● **Set task**: Locate the string "favour" in the listing below. Copy every line where it is found.

::: Material provided :::

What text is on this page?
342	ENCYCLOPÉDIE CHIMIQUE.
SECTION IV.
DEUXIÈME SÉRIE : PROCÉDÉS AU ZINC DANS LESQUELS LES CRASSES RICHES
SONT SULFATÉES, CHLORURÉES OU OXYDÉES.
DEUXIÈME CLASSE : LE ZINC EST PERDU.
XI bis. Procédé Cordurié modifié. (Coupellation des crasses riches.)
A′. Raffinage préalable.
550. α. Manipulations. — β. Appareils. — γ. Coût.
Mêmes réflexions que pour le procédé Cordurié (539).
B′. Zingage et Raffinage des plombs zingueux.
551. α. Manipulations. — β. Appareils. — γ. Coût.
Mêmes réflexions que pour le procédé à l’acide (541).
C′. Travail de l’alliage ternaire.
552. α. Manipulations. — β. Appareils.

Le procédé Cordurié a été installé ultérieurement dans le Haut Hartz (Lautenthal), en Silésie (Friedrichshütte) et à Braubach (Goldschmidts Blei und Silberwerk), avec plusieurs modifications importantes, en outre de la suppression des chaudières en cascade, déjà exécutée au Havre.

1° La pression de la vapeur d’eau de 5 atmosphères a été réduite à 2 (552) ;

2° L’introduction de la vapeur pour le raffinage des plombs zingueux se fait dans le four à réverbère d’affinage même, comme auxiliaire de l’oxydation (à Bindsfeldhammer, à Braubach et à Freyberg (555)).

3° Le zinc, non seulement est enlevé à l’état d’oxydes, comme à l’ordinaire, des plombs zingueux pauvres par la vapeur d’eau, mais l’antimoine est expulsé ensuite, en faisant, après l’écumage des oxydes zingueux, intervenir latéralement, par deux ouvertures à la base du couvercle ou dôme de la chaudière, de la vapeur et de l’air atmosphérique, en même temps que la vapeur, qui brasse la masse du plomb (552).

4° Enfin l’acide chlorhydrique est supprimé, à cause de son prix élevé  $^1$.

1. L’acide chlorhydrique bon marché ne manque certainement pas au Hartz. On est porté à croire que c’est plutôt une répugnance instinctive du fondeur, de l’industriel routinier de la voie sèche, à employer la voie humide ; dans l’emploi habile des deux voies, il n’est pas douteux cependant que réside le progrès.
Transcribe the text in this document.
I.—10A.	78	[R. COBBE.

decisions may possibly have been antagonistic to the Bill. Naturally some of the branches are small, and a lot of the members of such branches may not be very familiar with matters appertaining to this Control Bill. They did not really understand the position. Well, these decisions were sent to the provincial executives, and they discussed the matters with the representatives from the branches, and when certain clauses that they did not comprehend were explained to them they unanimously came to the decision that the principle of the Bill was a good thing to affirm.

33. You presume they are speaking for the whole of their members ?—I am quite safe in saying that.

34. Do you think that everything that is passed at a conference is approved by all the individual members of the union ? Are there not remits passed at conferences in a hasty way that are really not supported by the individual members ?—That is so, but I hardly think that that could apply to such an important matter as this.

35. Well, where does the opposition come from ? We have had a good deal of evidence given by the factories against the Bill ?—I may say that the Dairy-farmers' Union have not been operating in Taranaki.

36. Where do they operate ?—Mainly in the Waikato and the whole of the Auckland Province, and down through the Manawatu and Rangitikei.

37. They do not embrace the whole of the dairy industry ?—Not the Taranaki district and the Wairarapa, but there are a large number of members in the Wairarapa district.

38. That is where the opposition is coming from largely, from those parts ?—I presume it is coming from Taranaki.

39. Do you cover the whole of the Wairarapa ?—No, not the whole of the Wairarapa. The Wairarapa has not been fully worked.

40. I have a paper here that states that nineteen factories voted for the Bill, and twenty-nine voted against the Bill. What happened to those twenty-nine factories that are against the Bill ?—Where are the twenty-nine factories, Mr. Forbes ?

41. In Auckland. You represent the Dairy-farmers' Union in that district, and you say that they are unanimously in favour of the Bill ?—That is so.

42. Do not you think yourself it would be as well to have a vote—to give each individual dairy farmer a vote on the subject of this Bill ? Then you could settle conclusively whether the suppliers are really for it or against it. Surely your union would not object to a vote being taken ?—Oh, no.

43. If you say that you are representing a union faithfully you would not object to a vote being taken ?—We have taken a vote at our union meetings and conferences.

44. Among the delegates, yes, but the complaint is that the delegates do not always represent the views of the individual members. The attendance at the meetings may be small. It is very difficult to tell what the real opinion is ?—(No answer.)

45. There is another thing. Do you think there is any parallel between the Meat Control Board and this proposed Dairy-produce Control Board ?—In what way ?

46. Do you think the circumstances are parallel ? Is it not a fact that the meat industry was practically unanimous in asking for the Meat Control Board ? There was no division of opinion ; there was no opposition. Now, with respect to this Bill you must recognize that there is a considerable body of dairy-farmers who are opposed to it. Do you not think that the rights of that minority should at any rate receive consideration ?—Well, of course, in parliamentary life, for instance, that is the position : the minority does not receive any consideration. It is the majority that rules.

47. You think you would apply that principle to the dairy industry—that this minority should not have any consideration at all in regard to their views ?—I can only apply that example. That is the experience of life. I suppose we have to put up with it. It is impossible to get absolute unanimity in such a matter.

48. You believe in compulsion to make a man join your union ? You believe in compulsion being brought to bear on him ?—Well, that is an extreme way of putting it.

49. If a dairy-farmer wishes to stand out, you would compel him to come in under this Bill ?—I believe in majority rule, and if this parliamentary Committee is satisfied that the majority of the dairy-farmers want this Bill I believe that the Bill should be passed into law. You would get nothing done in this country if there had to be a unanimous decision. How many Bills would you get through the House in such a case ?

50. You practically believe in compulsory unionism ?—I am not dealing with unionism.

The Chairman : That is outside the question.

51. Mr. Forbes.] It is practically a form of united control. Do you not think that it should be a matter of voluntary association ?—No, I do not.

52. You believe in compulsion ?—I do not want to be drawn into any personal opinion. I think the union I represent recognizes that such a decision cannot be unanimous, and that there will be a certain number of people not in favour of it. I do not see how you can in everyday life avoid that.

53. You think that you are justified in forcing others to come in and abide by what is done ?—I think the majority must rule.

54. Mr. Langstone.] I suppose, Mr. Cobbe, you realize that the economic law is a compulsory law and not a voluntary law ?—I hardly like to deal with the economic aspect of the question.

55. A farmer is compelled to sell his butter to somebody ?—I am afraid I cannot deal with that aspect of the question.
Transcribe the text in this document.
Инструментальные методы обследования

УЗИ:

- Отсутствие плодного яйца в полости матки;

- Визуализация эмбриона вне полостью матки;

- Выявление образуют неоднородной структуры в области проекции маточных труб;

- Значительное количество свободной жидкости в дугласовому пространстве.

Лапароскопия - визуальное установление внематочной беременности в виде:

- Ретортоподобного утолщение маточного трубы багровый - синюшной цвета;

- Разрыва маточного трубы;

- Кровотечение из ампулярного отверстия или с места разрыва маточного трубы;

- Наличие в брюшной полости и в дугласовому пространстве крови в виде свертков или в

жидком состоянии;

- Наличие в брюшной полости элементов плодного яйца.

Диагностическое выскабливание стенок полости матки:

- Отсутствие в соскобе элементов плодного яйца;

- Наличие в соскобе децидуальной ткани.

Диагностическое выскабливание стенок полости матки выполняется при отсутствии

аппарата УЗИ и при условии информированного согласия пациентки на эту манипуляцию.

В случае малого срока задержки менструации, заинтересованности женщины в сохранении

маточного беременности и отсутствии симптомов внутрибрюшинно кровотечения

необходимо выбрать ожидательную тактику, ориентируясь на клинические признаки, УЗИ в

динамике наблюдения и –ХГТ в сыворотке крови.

:::

● **Output of the exercise**:
41. In Auckland. You represent the Dairy-farmers' Union in that district, and you say that they are unanimously in favour of the Bill ?—That is so.
52. You believe in compulsion ?—I do not want to be drawn into any personal opinion. I think the union I represent recognizes that such a decision cannot be unanimous, and that there will be a certain number of people not in favour of it. I do not see how you can in everyday life avoid that.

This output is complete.